**Your assignment**
In the text on vegan ballpark food, why does the writer consider a lone cart with no meat acceptable? Answer in one to three sentences.

**Text for analysis**
%%

According to the website VeggieHappy, which helps vegans find dietary-compatible options in unexpected places, they’ll be serving up “Shake It Up Salads”—garden salads in a cup that you can add dressing to, then shake to ensure that everything is evenly coated in cruelty-free vinaigrette—black bean burgers, vegan hot dogs and nachos, veggie wraps with fake chicken, vegan chili (this is still Texas), vegan jerky (which the site describes as “primal strips of meatless vegan jerky,” whatever that means), as well as hummus and more traditional ballpark fare like pretzels and fruit and veggie cups.

That’s cool. Whatever your personal dietary preferences regarding meat and veganism may be (and as a publication with a barbecue editor on staff, we’re hardly going to get self-righteous on that front), there’s room for all kinds in a 50,000-person stadium. A lone cart where meat is not available isn’t going to kill anybody—especially when there are other parts of the park that will be serving up just so much meat.

%%

Data extracted from a collection:

%%

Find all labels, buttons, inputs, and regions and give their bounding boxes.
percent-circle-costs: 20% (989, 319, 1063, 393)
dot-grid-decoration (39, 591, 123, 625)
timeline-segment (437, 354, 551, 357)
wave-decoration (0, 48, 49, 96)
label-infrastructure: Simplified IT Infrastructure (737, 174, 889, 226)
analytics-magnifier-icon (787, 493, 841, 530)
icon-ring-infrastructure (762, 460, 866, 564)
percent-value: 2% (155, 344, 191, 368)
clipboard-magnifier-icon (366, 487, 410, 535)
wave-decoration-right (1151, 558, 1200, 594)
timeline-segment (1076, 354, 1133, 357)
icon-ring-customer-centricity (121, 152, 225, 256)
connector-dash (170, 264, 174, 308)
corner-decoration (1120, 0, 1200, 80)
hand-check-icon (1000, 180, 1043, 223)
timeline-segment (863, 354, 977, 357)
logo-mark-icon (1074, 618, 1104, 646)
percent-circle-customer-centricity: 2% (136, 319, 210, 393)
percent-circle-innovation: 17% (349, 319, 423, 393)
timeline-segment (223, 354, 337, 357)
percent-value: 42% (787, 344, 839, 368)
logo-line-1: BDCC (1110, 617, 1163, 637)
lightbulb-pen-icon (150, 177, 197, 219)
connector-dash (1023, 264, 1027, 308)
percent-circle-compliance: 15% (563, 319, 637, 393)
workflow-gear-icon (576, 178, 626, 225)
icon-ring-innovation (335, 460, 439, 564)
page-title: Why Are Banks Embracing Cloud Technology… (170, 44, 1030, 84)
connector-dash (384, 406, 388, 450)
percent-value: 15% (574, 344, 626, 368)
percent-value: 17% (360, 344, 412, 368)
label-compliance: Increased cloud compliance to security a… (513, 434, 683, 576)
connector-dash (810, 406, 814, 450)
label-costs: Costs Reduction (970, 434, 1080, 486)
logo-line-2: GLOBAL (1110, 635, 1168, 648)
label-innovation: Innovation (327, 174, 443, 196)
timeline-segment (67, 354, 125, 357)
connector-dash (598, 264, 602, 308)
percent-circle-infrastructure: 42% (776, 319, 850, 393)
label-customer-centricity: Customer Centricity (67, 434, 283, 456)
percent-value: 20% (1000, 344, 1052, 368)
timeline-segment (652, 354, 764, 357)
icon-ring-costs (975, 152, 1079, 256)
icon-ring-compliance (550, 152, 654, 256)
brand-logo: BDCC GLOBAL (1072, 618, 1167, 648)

%%

**Result of this exercise**
A 50,000-person stadium has room for all kinds of dietary preferences. Other parts of the park will still be serving plenty of meat, so one meatless cart isn't going to hurt anybody.